_Problem to solve_
Reproduce each line of the material precisely.

Data records
****************

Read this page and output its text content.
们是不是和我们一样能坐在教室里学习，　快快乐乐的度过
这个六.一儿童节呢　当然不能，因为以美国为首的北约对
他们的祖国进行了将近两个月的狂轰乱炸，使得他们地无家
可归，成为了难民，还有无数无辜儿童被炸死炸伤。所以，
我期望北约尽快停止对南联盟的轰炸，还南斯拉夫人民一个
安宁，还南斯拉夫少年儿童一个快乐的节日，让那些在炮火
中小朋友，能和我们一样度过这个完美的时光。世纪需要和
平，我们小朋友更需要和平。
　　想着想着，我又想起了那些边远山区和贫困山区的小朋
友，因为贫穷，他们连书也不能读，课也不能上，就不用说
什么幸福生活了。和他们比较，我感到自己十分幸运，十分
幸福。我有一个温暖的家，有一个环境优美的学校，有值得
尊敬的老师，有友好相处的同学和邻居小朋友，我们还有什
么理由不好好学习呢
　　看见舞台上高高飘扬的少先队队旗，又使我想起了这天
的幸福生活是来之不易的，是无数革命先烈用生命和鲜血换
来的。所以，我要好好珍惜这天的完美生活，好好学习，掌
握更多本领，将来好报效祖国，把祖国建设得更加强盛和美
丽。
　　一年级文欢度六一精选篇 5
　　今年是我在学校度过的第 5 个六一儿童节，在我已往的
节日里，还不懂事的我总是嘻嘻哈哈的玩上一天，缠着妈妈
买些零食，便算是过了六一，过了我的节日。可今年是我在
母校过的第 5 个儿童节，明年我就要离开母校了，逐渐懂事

****************

_Solved problem_
Read this page and output its text content.
们是不是和我们一样能坐在教室里学习，　快快乐乐的度过
这个六.一儿童节呢　当然不能，因为以美国为首的北约对
他们的祖国进行了将近两个月的狂轰乱炸，使得他们地无家
可归，成为了难民，还有无数无辜儿童被炸死炸伤。所以，
我期望北约尽快停止对南联盟的轰炸，还南斯拉夫人民一个
安宁，还南斯拉夫少年儿童一个快乐的节日，让那些在炮火
中小朋友，能和我们一样度过这个完美的时光。世纪需要和
平，我们小朋友更需要和平。
　　想着想着，我又想起了那些边远山区和贫困山区的小朋
友，因为贫穷，他们连书也不能读，课也不能上，就不用说
什么幸福生活了。和他们比较，我感到自己十分幸运，十分
幸福。我有一个温暖的家，有一个环境优美的学校，有值得
尊敬的老师，有友好相处的同学和邻居小朋友，我们还有什
么理由不好好学习呢
　　看见舞台上高高飘扬的少先队队旗，又使我想起了这天
的幸福生活是来之不易的，是无数革命先烈用生命和鲜血换
来的。所以，我要好好珍惜这天的完美生活，好好学习，掌
握更多本领，将来好报效祖国，把祖国建设得更加强盛和美
丽。
　　一年级文欢度六一精选篇 5
　　今年是我在学校度过的第 5 个六一儿童节，在我已往的
节日里，还不懂事的我总是嘻嘻哈哈的玩上一天，缠着妈妈
买些零食，便算是过了六一，过了我的节日。可今年是我在
母校过的第 5 个儿童节，明年我就要离开母校了，逐渐懂事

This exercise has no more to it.